Written exercise:
Reproduce every record below exactly as written, leaving out any pictures.

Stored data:
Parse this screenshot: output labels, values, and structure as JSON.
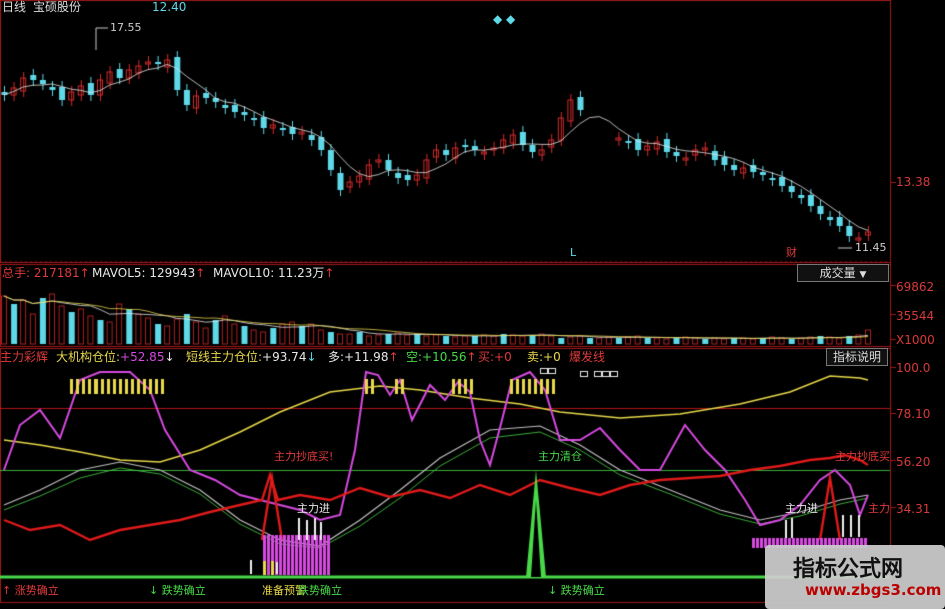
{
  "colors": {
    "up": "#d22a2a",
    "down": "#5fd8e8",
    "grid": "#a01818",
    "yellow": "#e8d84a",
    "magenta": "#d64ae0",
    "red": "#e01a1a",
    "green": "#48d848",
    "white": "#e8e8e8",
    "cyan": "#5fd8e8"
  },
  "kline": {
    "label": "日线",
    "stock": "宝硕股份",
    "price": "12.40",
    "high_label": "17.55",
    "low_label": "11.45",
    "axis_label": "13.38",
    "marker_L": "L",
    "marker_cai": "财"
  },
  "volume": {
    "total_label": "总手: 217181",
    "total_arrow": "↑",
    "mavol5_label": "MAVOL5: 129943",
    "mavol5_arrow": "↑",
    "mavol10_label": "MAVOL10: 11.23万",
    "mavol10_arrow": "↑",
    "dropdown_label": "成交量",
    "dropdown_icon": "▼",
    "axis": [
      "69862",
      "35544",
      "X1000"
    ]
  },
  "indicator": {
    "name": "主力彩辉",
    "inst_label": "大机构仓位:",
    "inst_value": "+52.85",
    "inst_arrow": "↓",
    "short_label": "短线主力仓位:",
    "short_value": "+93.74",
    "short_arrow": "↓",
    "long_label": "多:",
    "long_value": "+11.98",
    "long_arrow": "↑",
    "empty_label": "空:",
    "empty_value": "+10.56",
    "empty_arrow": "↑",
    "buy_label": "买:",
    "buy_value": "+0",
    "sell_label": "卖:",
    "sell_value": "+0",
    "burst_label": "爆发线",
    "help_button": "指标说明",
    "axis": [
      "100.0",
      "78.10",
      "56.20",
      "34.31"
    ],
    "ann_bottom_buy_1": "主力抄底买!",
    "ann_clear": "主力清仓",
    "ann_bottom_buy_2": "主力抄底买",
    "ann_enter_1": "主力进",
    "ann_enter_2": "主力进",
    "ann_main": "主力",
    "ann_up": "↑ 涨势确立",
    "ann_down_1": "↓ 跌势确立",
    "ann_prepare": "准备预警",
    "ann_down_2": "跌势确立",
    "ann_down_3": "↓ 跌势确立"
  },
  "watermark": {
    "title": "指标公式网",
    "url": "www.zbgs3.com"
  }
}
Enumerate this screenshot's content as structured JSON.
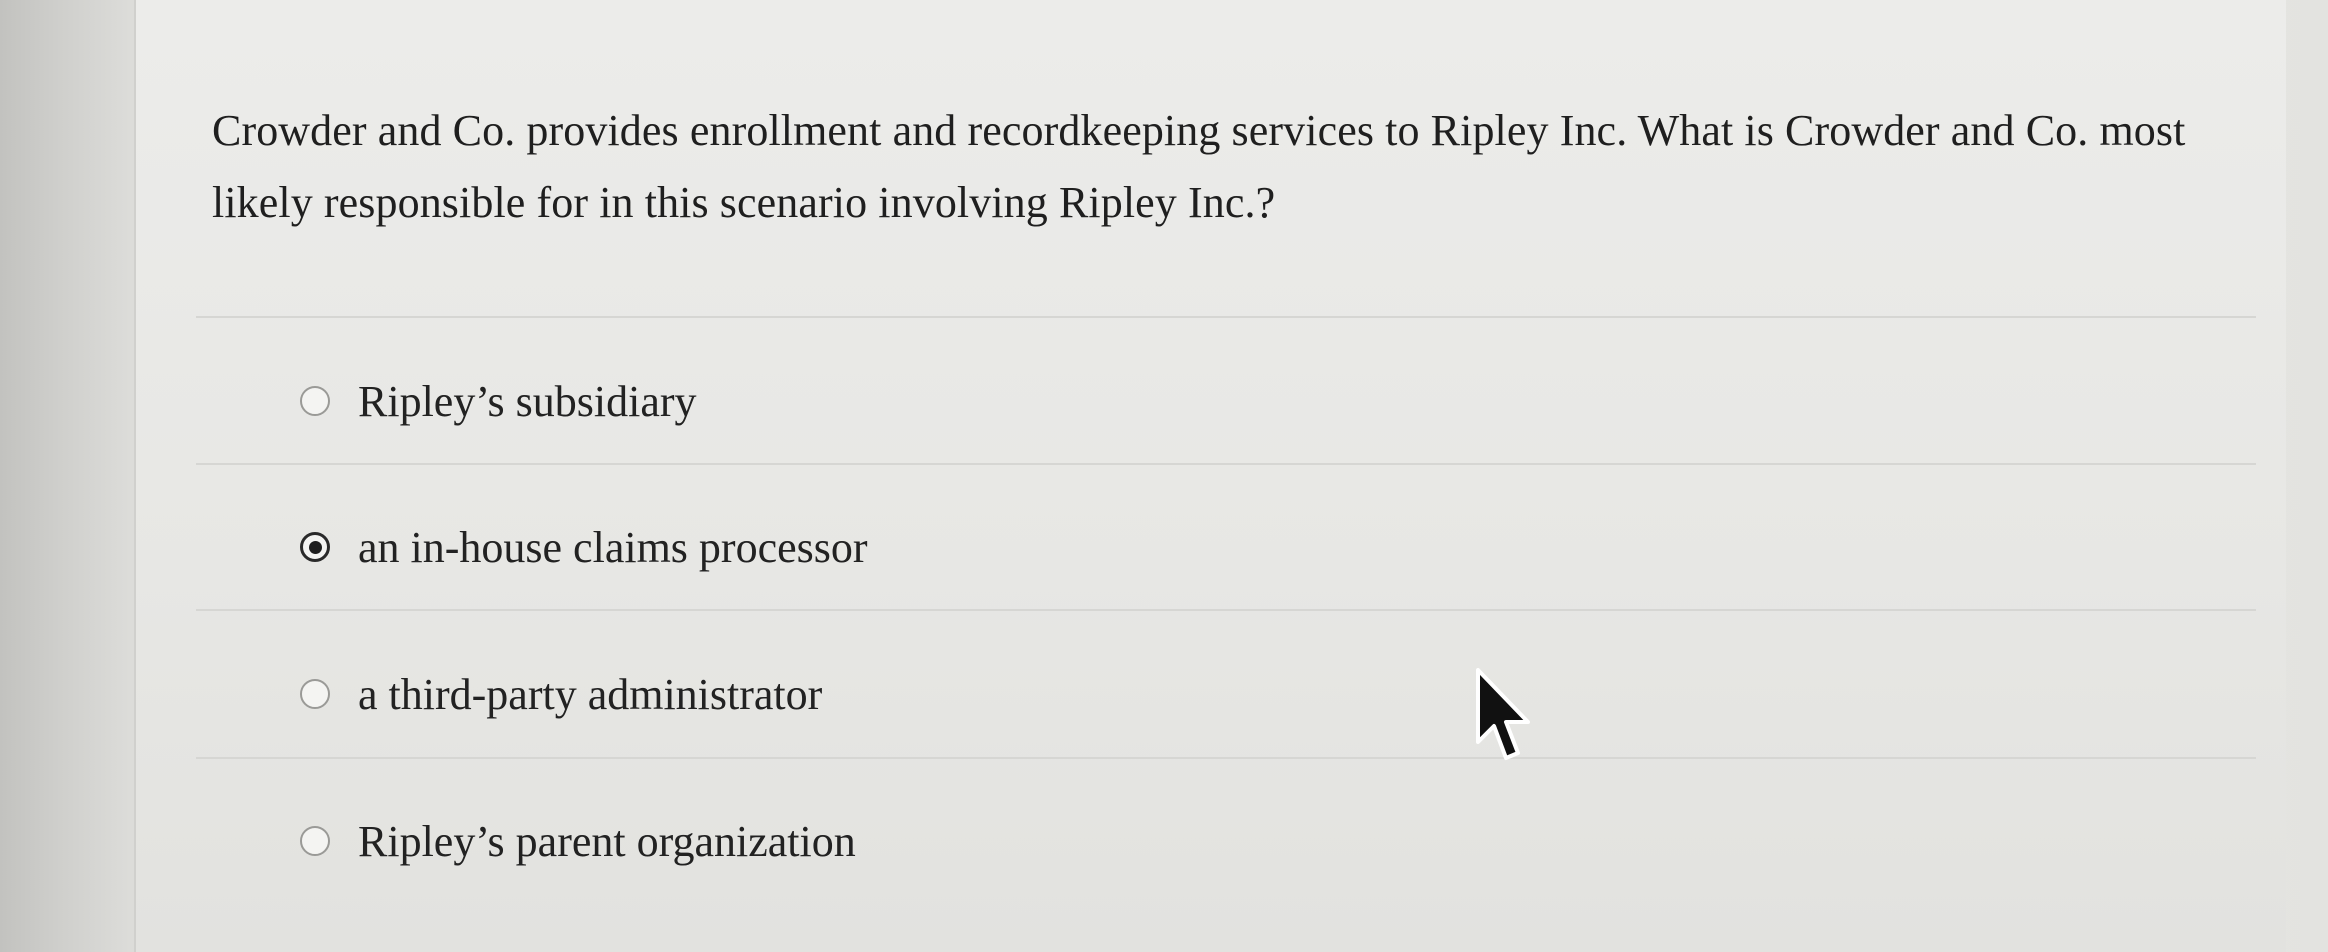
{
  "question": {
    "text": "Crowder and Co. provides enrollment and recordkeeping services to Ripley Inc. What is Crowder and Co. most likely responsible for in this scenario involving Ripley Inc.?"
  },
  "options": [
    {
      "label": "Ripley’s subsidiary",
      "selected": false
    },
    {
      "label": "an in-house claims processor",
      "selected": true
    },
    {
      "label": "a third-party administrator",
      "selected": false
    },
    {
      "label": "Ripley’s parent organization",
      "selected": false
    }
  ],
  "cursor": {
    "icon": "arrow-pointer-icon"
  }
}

Full answer:
Parse this screenshot: output labels, values, and structure as JSON.
{
  "colors": {
    "up": "#d22a2a",
    "down": "#5fd8e8",
    "grid": "#a01818",
    "yellow": "#e8d84a",
    "magenta": "#d64ae0",
    "red": "#e01a1a",
    "green": "#48d848",
    "white": "#e8e8e8",
    "cyan": "#5fd8e8"
  },
  "kline": {
    "label": "日线",
    "stock": "宝硕股份",
    "price": "12.40",
    "high_label": "17.55",
    "low_label": "11.45",
    "axis_label": "13.38",
    "marker_L": "L",
    "marker_cai": "财"
  },
  "volume": {
    "total_label": "总手: 217181",
    "total_arrow": "↑",
    "mavol5_label": "MAVOL5: 129943",
    "mavol5_arrow": "↑",
    "mavol10_label": "MAVOL10: 11.23万",
    "mavol10_arrow": "↑",
    "dropdown_label": "成交量",
    "dropdown_icon": "▼",
    "axis": [
      "69862",
      "35544",
      "X1000"
    ]
  },
  "indicator": {
    "name": "主力彩辉",
    "inst_label": "大机构仓位:",
    "inst_value": "+52.85",
    "inst_arrow": "↓",
    "short_label": "短线主力仓位:",
    "short_value": "+93.74",
    "short_arrow": "↓",
    "long_label": "多:",
    "long_value": "+11.98",
    "long_arrow": "↑",
    "empty_label": "空:",
    "empty_value": "+10.56",
    "empty_arrow": "↑",
    "buy_label": "买:",
    "buy_value": "+0",
    "sell_label": "卖:",
    "sell_value": "+0",
    "burst_label": "爆发线",
    "help_button": "指标说明",
    "axis": [
      "100.0",
      "78.10",
      "56.20",
      "34.31"
    ],
    "ann_bottom_buy_1": "主力抄底买!",
    "ann_clear": "主力清仓",
    "ann_bottom_buy_2": "主力抄底买",
    "ann_enter_1": "主力进",
    "ann_enter_2": "主力进",
    "ann_main": "主力",
    "ann_up": "↑ 涨势确立",
    "ann_down_1": "↓ 跌势确立",
    "ann_prepare": "准备预警",
    "ann_down_2": "跌势确立",
    "ann_down_3": "↓ 跌势确立"
  },
  "watermark": {
    "title": "指标公式网",
    "url": "www.zbgs3.com"
  }
}
Enumerate this screenshot's content as structured JSON.
{
  "question": {
    "text": "Crowder and Co. provides enrollment and recordkeeping services to Ripley Inc. What is Crowder and Co. most likely responsible for in this scenario involving Ripley Inc.?"
  },
  "options": [
    {
      "label": "Ripley’s subsidiary",
      "selected": false
    },
    {
      "label": "an in-house claims processor",
      "selected": true
    },
    {
      "label": "a third-party administrator",
      "selected": false
    },
    {
      "label": "Ripley’s parent organization",
      "selected": false
    }
  ],
  "cursor": {
    "icon": "arrow-pointer-icon"
  }
}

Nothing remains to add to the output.